In the listing that follows, count every line with the word "JSON" in it and write only the total.

Chart and figure data:

━━━━━━━━━━━━━━━━━━━━

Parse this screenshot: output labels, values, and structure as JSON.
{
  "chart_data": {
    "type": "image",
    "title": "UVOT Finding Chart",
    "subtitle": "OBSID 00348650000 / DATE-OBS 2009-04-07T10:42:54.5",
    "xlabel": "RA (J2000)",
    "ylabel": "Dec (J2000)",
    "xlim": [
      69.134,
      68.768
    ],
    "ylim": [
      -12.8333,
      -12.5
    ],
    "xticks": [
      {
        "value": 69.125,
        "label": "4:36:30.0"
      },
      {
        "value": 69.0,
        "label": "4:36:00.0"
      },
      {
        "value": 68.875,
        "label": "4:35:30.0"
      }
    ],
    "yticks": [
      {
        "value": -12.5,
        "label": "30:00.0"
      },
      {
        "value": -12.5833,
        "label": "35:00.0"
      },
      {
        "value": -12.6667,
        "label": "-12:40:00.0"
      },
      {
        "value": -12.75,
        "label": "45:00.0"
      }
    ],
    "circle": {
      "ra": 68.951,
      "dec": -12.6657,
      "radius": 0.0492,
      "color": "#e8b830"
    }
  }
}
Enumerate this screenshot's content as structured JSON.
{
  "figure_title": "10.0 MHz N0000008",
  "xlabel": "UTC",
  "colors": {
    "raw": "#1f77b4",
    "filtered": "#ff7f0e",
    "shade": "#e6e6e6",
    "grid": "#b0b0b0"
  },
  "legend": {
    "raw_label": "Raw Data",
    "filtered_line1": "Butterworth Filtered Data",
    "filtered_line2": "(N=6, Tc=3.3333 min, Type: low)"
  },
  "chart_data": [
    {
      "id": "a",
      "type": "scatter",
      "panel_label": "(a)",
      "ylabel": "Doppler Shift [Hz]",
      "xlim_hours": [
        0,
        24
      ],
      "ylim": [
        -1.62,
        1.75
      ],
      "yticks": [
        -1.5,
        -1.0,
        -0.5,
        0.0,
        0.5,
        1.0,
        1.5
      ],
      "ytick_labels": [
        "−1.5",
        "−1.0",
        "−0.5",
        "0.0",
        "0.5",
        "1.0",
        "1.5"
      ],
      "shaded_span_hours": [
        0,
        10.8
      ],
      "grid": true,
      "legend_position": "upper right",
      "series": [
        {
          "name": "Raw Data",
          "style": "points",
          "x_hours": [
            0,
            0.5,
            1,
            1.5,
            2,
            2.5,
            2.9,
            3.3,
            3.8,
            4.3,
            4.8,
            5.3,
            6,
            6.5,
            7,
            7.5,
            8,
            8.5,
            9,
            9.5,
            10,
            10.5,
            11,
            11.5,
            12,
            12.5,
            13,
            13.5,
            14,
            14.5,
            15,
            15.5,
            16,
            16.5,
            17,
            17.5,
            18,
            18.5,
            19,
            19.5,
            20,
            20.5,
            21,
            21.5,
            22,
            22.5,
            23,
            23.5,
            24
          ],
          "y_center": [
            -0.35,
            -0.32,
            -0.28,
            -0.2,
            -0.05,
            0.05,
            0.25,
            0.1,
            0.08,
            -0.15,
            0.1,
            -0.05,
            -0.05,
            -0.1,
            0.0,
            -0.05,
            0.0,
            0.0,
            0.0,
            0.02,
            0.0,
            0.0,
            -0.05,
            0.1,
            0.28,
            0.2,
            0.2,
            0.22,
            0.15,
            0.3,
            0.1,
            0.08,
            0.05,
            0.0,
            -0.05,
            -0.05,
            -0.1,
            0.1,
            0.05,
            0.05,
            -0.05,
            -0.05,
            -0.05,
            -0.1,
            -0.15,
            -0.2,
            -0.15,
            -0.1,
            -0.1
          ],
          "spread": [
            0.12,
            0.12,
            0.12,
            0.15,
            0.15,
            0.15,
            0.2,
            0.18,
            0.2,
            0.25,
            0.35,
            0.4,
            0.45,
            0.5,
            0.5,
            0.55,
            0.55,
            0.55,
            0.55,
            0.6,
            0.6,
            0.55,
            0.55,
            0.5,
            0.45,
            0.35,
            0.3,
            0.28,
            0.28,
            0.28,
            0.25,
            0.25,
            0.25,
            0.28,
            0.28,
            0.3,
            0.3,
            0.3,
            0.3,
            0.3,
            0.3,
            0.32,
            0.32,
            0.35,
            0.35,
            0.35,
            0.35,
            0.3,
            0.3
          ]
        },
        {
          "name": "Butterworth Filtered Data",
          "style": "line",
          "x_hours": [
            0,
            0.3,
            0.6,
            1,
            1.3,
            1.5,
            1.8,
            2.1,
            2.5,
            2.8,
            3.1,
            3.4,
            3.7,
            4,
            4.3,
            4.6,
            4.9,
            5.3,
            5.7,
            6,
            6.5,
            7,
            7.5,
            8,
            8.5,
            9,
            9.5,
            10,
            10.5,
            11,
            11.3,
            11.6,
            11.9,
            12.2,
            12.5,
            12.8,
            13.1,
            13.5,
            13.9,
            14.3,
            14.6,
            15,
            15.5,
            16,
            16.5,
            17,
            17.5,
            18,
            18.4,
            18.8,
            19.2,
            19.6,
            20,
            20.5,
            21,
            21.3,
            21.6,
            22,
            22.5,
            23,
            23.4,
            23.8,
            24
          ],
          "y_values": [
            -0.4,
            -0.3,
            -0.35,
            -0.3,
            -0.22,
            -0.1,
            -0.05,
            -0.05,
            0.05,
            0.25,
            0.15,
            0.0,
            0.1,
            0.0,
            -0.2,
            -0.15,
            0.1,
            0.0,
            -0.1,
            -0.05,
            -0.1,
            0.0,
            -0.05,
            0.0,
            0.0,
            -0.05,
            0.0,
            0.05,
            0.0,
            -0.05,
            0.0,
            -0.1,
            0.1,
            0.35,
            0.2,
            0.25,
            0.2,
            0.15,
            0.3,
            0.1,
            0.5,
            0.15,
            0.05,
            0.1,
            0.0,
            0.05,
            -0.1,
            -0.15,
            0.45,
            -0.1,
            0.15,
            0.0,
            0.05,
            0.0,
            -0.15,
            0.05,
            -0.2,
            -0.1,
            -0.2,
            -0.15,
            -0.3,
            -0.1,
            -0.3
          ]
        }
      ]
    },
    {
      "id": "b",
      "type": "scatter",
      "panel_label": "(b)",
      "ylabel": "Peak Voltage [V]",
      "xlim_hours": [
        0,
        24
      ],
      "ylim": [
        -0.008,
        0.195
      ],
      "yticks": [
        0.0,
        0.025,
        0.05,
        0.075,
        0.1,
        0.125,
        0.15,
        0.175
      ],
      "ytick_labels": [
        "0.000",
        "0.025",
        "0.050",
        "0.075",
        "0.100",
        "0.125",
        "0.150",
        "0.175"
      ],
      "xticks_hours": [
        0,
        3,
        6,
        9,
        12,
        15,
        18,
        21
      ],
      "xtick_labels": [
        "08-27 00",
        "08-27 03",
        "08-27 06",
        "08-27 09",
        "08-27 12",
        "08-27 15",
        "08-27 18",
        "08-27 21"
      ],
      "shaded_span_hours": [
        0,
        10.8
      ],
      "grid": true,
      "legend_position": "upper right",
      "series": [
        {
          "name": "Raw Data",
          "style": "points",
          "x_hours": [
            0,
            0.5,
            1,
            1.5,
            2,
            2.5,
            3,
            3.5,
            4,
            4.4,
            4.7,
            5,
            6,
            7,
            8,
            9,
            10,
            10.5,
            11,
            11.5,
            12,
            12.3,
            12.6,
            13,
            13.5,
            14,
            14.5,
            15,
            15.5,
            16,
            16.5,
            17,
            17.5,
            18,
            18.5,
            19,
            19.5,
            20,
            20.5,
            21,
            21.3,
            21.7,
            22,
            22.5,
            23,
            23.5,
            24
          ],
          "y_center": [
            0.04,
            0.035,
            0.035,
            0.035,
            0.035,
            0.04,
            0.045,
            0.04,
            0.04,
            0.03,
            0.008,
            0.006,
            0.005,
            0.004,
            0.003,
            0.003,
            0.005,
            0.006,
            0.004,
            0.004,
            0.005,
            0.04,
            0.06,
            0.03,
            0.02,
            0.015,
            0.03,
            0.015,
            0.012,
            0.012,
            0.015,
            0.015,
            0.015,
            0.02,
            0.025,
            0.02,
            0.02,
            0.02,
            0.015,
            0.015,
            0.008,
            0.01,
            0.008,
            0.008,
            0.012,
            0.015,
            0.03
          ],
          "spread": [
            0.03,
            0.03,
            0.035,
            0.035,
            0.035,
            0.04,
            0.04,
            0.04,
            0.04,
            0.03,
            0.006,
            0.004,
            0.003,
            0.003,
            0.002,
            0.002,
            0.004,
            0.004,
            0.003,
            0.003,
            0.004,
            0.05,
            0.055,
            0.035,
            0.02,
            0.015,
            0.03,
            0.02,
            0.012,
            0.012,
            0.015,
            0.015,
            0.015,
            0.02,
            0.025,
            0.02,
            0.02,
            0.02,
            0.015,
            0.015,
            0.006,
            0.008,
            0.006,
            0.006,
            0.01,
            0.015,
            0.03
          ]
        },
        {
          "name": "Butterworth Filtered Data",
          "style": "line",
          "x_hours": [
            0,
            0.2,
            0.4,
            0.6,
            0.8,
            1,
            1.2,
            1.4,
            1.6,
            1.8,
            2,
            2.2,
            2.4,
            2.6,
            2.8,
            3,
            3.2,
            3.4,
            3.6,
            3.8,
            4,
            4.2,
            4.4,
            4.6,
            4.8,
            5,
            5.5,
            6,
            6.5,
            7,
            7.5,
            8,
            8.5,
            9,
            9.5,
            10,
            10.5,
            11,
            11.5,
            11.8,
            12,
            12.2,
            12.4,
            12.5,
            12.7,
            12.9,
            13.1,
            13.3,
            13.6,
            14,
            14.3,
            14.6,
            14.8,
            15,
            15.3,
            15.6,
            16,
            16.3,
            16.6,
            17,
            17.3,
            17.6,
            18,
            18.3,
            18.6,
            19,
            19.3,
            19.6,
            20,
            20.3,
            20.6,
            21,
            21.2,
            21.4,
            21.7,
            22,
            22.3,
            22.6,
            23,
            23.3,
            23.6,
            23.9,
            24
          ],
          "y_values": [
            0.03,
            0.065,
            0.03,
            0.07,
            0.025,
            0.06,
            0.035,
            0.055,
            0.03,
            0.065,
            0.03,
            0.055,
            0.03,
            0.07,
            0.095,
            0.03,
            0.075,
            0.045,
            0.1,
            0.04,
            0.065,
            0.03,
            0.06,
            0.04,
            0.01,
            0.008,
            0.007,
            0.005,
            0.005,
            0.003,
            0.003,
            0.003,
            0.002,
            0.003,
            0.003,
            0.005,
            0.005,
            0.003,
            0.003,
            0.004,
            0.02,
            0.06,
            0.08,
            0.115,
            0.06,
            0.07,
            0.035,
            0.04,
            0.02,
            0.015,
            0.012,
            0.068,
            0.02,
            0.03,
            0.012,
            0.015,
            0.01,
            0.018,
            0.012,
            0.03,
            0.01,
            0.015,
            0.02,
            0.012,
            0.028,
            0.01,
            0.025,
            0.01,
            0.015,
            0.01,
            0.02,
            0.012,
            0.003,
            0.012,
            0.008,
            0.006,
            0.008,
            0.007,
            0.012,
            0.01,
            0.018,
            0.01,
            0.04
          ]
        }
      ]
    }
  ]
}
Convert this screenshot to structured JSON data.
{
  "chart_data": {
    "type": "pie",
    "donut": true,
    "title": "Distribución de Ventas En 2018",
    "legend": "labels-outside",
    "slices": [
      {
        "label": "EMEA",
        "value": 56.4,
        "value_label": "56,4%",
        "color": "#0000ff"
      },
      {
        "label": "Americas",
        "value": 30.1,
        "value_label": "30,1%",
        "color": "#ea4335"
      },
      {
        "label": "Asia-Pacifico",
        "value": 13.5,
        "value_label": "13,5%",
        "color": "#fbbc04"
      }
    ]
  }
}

━━━━━━━━━━━━━━━━━━━━

- _Result of this exercise_
3